— DATA LISTING —
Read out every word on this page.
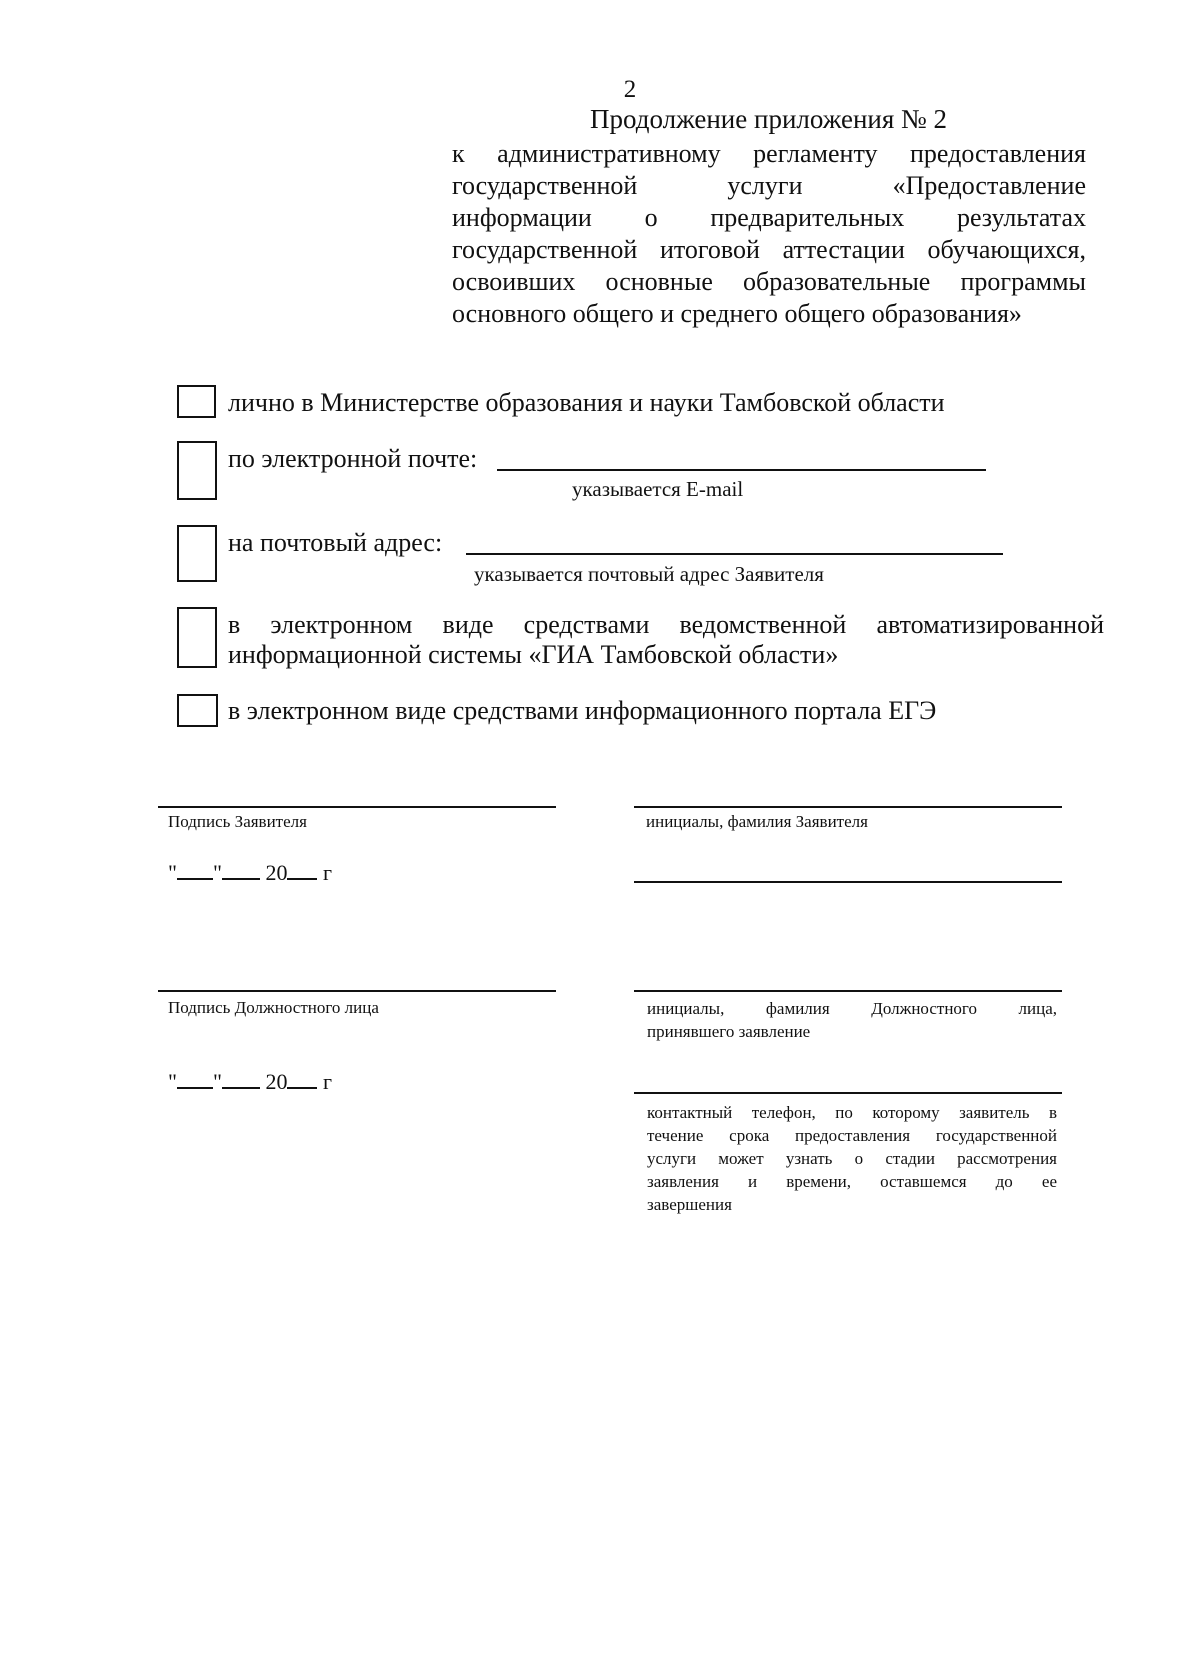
2
Продолжение приложения № 2
к административному регламенту предоставления
государственной услуги «Предоставление
информации о предварительных результатах
государственной итоговой аттестации обучающихся,
освоивших основные образовательные программы
основного общего и среднего общего образования»
лично в Министерстве образования и науки Тамбовской области
по электронной почте:
указывается E-mail
на почтовый адрес:
указывается почтовый адрес Заявителя
в электронном виде средствами ведомственной автоматизированной
информационной системы «ГИА Тамбовской области»
в электронном виде средствами информационного портала ЕГЭ
Подпись Заявителя	инициалы, фамилия Заявителя
" " 20 г
Подпись Должностного лица	инициалы, фамилия Должностного лица,
принявшего заявление
" " 20 г
контактный телефон, по которому заявитель в
течение срока предоставления государственной
услуги может узнать о стадии рассмотрения
заявления и времени, оставшемся до ее
завершения
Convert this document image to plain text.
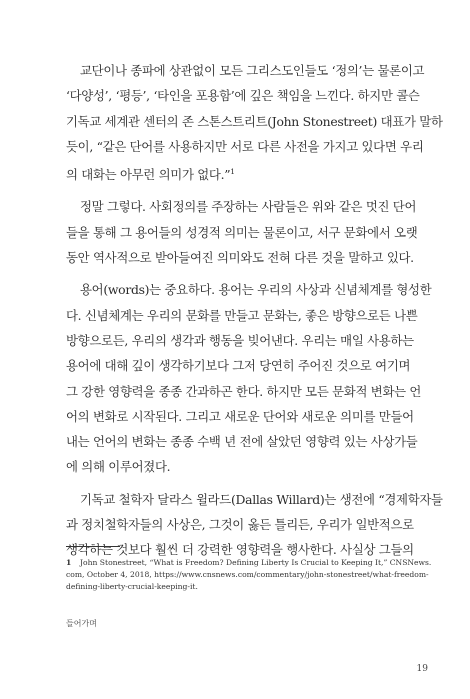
교단이나 종파에 상관없이 모든 그리스도인들도 ‘정의’는 물론이고
‘다양성’, ‘평등’, ‘타인을 포용함’에 깊은 책임을 느낀다. 하지만 콜슨
기독교 세계관 센터의 존 스톤스트리트(John Stonestreet) 대표가 말하
듯이, “같은 단어를 사용하지만 서로 다른 사전을 가지고 있다면 우리
의 대화는 아무런 의미가 없다.”$^1$

정말 그렇다. 사회정의를 주장하는 사람들은 위와 같은 멋진 단어
들을 통해 그 용어들의 성경적 의미는 물론이고, 서구 문화에서 오랫
동안 역사적으로 받아들여진 의미와도 전혀 다른 것을 말하고 있다.

용어(words)는 중요하다. 용어는 우리의 사상과 신념체계를 형성한
다. 신념체계는 우리의 문화를 만들고 문화는, 좋은 방향으로든 나쁜
방향으로든, 우리의 생각과 행동을 빚어낸다. 우리는 매일 사용하는
용어에 대해 깊이 생각하기보다 그저 당연히 주어진 것으로 여기며
그 강한 영향력을 종종 간과하곤 한다. 하지만 모든 문화적 변화는 언
어의 변화로 시작된다. 그리고 새로운 단어와 새로운 의미를 만들어
내는 언어의 변화는 종종 수백 년 전에 살았던 영향력 있는 사상가들
에 의해 이루어졌다.

기독교 철학자 달라스 윌라드(Dallas Willard)는 생전에 “경제학자들
과 정치철학자들의 사상은, 그것이 옳든 틀리든, 우리가 일반적으로
생각하는 것보다 훨씬 더 강력한 영향력을 행사한다. 사실상 그들의

1 John Stonestreet, “What is Freedom? Defining Liberty Is Crucial to Keeping It,” CNSNews.
com, October 4, 2018, https://www.cnsnews.com/commentary/john-stonestreet/what-freedom-
defining-liberty-crucial-keeping-it.
들어가며
19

— EXERCISE TASK —
Pull out every line above that holds the word "адрес".

— SOLVED PROBLEM —
на почтовый адрес:
указывается почтовый адрес Заявителя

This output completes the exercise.